_EXERCISE BRIEF:_ Search the data for the string "SRMTID" and gather each line it is in.

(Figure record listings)
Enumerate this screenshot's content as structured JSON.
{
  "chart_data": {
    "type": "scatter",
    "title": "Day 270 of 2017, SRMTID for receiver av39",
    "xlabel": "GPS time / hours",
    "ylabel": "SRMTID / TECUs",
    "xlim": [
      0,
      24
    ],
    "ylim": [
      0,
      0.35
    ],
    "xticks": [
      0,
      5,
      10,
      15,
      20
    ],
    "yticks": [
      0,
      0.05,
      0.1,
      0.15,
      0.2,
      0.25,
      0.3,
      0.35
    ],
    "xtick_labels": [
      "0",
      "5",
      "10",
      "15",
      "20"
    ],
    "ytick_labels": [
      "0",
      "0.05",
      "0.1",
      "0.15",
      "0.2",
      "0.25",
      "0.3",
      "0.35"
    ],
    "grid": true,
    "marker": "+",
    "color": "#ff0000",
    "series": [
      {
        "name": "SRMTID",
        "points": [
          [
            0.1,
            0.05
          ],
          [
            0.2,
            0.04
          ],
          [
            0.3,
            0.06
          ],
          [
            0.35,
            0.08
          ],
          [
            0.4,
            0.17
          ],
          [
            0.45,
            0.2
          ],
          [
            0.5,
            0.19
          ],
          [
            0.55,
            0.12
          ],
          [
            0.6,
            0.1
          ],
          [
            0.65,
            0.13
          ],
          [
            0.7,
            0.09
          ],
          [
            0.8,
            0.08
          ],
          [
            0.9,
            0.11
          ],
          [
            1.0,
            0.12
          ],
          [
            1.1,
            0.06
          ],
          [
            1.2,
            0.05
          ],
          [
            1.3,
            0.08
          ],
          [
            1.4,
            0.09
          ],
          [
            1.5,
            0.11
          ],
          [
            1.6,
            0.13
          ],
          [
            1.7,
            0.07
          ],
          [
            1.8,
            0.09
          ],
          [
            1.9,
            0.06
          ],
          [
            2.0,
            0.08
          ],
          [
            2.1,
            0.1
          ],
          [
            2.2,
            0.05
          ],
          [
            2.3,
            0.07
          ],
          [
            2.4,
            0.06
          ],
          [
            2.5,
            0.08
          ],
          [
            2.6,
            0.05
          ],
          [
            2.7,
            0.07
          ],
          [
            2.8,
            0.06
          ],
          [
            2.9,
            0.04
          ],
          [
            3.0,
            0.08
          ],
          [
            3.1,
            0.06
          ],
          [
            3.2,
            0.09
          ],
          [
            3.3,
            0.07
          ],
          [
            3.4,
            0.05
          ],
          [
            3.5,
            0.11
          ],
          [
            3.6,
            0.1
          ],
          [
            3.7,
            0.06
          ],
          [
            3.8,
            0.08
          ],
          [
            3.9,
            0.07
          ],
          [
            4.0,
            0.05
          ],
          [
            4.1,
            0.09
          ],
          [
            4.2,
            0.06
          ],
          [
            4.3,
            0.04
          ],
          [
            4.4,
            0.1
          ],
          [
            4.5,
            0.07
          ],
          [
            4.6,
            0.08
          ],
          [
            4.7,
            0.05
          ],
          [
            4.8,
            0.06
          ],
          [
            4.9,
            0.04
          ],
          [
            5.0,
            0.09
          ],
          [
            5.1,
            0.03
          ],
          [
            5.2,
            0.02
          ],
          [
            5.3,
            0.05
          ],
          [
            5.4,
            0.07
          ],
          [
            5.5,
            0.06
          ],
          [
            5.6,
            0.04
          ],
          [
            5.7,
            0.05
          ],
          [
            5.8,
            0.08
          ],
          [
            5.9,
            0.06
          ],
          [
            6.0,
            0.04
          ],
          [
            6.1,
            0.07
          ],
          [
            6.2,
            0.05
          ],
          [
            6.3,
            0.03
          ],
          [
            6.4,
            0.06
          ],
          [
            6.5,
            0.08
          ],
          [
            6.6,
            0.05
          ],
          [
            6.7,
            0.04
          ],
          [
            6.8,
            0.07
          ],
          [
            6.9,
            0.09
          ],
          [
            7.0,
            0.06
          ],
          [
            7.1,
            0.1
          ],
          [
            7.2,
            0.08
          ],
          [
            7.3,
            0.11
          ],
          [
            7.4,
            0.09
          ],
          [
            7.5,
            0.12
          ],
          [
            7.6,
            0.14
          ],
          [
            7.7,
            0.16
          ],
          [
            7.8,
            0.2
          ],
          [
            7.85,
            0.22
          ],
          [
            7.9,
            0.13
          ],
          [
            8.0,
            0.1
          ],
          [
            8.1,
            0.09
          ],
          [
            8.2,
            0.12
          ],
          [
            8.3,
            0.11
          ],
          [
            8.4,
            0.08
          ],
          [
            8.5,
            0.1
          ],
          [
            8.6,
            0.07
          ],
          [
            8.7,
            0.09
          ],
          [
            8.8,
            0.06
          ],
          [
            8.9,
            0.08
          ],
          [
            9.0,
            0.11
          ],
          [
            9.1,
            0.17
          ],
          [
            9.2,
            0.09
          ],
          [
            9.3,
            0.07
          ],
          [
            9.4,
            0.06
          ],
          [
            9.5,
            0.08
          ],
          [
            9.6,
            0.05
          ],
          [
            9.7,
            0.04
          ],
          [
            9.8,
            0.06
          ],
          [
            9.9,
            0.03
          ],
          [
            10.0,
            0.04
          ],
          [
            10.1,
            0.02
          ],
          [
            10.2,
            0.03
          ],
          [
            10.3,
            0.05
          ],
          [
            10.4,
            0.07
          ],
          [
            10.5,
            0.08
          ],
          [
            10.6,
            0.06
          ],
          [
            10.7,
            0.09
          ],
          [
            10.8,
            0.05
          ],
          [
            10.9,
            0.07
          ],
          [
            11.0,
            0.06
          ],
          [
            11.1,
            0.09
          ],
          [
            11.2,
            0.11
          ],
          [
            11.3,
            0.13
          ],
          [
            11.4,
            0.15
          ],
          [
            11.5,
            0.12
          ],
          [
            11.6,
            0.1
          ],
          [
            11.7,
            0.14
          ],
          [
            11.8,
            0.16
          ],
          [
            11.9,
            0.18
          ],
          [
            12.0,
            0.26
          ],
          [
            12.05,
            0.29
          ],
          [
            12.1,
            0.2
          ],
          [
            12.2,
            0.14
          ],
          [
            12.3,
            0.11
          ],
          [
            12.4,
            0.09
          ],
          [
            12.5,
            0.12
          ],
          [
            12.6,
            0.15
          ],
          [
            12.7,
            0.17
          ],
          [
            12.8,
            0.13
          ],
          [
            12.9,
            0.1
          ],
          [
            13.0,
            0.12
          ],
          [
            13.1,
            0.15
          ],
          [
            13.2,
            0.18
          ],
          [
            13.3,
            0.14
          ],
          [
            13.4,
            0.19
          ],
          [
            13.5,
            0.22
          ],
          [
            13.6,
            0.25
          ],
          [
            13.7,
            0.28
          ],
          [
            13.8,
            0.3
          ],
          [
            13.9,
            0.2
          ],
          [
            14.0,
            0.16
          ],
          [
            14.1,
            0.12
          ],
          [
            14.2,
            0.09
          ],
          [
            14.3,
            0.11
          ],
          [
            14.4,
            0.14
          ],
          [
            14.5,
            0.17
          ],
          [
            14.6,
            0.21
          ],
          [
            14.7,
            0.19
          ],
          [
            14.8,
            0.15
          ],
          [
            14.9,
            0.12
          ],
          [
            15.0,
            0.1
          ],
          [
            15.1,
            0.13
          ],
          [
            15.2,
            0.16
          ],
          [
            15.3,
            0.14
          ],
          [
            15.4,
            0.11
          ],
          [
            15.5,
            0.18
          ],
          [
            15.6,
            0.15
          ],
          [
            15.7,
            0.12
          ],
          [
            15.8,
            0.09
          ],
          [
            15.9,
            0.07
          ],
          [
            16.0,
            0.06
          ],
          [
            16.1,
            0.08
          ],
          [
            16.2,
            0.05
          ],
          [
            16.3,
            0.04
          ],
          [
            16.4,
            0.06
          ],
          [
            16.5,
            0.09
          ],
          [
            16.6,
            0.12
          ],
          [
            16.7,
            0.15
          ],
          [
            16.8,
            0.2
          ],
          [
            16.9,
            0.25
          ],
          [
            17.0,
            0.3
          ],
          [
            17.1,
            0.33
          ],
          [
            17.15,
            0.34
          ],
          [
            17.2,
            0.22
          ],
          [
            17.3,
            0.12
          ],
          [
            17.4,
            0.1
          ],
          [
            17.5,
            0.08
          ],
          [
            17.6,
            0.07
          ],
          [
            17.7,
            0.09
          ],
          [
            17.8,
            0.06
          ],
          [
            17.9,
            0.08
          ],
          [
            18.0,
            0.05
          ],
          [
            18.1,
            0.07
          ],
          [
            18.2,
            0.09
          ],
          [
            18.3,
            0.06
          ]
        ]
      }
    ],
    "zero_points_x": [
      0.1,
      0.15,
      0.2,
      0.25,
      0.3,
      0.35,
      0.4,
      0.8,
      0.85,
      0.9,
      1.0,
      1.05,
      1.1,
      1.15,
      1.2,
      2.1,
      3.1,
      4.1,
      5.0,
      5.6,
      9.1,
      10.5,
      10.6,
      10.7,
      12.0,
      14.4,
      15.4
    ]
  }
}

_RESPONSE TO THE EXERCISE:_
    "title": "Day 270 of 2017, SRMTID for receiver av39",
    "ylabel": "SRMTID / TECUs",
        "name": "SRMTID",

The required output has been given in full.